* [SHORT EXERCISE] Copy out the records word for word, starting at the line that contains "pc2-terminal-line: 100.00% packet" and ending at the line that contains "pc1-terminal-line: PC>ping 192.168.12.191 <box>2 122", with both of those lines included.

* [EXTRACTED INFORMATION]

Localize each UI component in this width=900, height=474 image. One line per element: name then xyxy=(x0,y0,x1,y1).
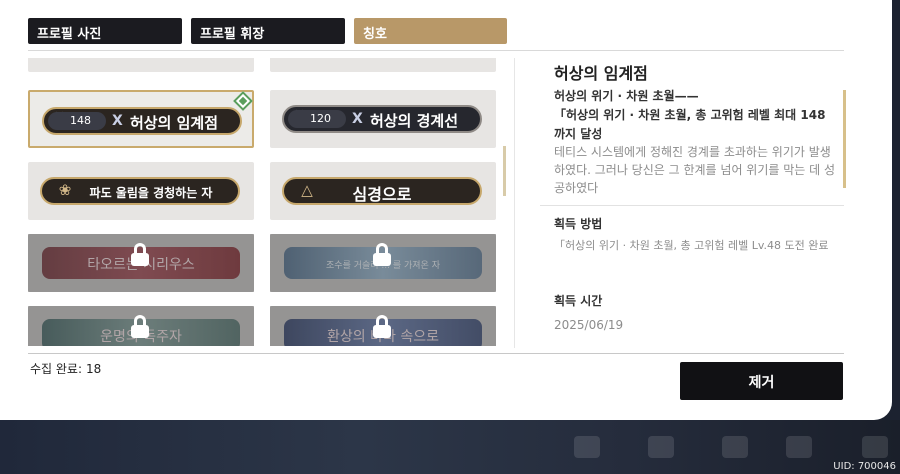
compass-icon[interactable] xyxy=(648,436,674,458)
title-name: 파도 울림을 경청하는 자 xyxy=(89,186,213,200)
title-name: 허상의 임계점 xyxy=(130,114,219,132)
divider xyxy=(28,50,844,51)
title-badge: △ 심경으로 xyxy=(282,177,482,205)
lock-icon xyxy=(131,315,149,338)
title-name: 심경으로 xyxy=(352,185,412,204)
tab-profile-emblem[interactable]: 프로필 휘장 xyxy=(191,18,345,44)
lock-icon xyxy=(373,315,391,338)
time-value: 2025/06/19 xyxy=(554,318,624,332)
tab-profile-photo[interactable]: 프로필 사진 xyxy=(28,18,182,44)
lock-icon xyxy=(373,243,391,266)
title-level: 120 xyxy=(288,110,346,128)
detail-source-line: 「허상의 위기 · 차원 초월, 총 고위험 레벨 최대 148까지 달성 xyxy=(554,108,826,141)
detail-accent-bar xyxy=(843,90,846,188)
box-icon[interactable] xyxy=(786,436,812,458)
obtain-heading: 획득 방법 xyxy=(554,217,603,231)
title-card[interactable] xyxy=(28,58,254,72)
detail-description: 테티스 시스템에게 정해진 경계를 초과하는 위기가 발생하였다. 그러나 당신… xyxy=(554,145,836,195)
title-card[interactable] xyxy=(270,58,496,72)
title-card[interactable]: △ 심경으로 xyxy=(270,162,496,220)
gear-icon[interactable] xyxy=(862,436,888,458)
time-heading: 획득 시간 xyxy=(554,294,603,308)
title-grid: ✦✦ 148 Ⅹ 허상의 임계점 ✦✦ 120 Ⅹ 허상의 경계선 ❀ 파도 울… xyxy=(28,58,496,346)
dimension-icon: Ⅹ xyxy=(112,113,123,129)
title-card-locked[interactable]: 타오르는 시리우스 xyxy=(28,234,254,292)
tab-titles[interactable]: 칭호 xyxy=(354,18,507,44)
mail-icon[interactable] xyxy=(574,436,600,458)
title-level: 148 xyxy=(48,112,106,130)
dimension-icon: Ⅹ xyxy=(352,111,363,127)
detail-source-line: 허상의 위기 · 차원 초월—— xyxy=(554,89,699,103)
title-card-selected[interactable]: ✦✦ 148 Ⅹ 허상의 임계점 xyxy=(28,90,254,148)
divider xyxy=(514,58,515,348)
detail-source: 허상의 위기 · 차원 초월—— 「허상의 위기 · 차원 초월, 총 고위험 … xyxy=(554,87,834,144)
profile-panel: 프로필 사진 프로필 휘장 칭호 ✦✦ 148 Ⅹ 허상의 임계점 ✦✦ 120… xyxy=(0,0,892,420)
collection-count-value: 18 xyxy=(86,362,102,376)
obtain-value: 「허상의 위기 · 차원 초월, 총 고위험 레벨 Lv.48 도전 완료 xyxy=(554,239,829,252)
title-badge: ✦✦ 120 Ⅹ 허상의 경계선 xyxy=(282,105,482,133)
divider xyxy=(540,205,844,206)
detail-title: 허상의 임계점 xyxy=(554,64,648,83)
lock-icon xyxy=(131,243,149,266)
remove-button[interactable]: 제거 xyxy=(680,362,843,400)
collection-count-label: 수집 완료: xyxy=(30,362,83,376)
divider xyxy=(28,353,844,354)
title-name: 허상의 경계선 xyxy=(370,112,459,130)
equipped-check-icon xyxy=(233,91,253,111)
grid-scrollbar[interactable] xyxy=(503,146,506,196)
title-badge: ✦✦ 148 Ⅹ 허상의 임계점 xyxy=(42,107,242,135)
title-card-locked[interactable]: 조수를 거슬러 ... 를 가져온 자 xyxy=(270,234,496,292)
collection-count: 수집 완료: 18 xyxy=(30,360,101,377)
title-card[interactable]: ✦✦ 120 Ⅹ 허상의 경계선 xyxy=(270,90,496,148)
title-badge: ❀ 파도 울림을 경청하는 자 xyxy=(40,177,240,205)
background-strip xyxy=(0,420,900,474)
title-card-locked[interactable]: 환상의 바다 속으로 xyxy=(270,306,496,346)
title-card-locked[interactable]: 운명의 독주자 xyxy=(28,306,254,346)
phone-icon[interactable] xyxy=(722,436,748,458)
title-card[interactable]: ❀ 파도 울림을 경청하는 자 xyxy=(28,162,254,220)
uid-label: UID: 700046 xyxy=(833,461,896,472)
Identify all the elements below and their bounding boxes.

---

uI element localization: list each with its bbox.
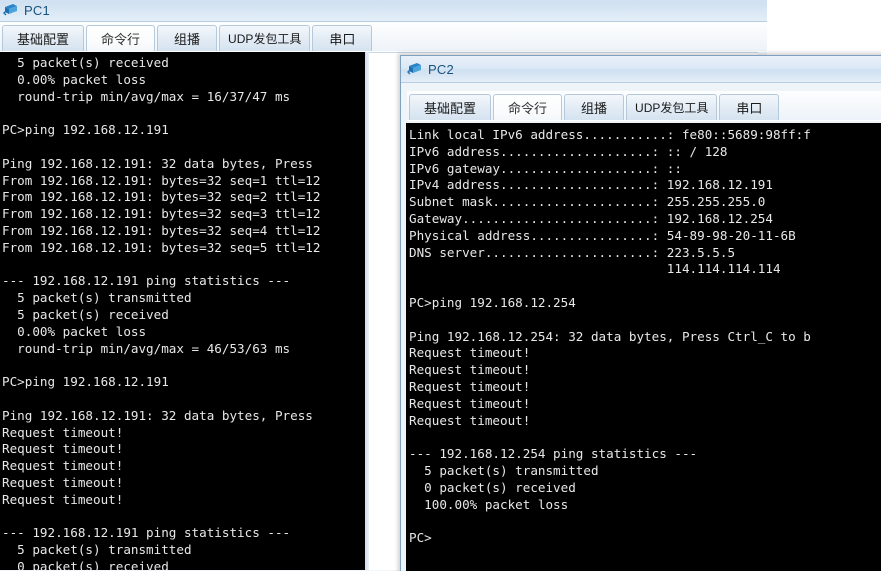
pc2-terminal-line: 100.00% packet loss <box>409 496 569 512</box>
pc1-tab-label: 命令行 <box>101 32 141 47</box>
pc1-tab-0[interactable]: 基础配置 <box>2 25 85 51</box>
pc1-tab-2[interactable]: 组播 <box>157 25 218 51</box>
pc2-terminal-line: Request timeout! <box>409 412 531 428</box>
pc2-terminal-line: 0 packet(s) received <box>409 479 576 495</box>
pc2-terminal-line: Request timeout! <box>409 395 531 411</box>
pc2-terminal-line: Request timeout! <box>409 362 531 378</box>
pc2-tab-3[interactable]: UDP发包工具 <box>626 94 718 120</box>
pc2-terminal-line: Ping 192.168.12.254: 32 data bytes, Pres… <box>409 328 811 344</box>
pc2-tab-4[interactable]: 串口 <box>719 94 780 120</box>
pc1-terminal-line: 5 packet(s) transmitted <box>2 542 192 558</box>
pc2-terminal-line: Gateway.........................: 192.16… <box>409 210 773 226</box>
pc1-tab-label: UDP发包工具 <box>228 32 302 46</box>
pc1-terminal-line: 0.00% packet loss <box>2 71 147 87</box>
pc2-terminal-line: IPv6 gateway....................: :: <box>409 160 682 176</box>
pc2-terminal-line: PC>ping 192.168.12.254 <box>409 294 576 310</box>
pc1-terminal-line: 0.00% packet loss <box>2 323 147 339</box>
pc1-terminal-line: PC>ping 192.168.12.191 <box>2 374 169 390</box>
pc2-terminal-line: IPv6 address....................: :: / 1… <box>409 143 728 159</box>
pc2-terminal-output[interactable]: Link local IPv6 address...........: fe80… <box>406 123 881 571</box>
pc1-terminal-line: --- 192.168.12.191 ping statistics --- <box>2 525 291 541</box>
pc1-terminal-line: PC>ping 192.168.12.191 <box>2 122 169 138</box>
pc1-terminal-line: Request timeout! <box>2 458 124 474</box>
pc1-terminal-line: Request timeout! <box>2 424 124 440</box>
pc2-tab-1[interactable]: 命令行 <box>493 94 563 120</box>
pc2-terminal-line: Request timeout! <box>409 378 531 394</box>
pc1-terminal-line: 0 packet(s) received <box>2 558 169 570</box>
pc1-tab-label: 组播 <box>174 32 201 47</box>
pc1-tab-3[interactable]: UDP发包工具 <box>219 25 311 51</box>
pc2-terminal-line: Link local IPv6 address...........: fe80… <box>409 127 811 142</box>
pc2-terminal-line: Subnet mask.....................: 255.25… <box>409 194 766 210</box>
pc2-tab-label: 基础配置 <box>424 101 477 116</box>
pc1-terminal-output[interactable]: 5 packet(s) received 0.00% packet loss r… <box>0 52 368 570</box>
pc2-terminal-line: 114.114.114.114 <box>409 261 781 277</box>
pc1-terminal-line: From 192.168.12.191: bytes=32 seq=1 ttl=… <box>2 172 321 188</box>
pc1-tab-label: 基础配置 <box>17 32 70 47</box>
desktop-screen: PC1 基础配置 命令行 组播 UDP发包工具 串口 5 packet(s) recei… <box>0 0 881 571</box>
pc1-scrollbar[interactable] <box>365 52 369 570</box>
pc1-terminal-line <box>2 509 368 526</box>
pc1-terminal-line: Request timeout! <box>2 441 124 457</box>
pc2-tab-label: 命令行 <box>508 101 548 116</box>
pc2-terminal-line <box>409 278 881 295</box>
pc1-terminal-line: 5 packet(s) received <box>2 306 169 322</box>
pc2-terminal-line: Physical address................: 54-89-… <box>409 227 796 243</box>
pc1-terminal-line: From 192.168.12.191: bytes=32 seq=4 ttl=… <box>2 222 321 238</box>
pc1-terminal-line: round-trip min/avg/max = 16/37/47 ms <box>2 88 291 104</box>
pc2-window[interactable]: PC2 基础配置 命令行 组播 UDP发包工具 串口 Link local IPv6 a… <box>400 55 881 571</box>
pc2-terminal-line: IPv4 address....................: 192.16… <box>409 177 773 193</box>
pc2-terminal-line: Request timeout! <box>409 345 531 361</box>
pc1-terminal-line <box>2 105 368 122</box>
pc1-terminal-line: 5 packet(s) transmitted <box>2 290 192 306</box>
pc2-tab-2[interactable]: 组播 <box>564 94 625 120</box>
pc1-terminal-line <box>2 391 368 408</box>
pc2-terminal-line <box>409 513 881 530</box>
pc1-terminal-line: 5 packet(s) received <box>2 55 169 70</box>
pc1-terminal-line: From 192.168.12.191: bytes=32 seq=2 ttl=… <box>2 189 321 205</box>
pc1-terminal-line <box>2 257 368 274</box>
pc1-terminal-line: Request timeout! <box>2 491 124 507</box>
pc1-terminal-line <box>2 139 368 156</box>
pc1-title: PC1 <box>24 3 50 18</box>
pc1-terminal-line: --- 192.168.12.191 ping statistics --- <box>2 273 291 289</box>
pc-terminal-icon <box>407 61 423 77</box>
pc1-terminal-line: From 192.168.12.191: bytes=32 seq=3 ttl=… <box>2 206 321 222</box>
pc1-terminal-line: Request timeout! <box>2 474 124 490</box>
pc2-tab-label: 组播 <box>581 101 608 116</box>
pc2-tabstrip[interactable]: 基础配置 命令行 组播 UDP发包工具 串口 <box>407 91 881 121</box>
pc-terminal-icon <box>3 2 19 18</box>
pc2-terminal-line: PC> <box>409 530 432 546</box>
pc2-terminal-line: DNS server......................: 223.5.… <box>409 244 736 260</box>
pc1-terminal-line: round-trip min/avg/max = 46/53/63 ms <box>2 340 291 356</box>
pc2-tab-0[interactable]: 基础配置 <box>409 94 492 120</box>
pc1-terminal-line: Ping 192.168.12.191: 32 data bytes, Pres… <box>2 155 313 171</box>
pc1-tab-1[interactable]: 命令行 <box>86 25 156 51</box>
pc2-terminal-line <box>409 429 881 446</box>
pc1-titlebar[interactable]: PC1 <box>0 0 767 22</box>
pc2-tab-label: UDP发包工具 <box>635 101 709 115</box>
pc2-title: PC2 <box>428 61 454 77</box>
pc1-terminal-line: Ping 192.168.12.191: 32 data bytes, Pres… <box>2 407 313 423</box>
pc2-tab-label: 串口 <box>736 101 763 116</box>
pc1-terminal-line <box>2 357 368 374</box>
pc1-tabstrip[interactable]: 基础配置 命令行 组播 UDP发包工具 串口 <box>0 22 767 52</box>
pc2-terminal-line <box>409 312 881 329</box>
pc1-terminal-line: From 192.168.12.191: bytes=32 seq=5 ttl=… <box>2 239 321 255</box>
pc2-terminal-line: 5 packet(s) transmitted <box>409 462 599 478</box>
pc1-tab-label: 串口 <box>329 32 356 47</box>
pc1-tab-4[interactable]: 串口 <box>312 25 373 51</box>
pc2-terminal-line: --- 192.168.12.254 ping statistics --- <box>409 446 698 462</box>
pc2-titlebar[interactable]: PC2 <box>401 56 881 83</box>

* [FINAL RESULT]
pc2-terminal-line: 100.00% packet loss <box>409 496 569 512</box>
pc1-tab-label: 命令行 <box>101 32 141 47</box>
pc1-tab-0[interactable]: 基础配置 <box>2 25 85 51</box>
pc1-tab-2[interactable]: 组播 <box>157 25 218 51</box>
pc2-terminal-line: Request timeout! <box>409 412 531 428</box>
pc2-terminal-line: 0 packet(s) received <box>409 479 576 495</box>
pc2-terminal-line: Request timeout! <box>409 395 531 411</box>
pc2-terminal-line: Request timeout! <box>409 362 531 378</box>
pc2-tab-3[interactable]: UDP发包工具 <box>626 94 718 120</box>
pc2-terminal-line: Ping 192.168.12.254: 32 data bytes, Pres… <box>409 328 811 344</box>
pc2-tab-4[interactable]: 串口 <box>719 94 780 120</box>
pc1-terminal-line: 5 packet(s) transmitted <box>2 542 192 558</box>
pc2-terminal-line: Gateway.........................: 192.16… <box>409 210 773 226</box>
pc1-tab-label: UDP发包工具 <box>228 32 302 46</box>
pc1-terminal-line: 0.00% packet loss <box>2 71 147 87</box>
pc2-terminal-line: IPv6 gateway....................: :: <box>409 160 682 176</box>
pc2-terminal-line: PC>ping 192.168.12.254 <box>409 294 576 310</box>
pc1-terminal-line: 0.00% packet loss <box>2 323 147 339</box>
pc1-terminal-line: PC>ping 192.168.12.191 <box>2 374 169 390</box>
pc2-terminal-line: IPv6 address....................: :: / 1… <box>409 143 728 159</box>
pc2-terminal-output[interactable]: Link local IPv6 address...........: fe80… <box>406 123 881 571</box>
pc1-terminal-line: --- 192.168.12.191 ping statistics --- <box>2 525 291 541</box>
pc1-terminal-line: PC>ping 192.168.12.191 <box>2 122 169 138</box>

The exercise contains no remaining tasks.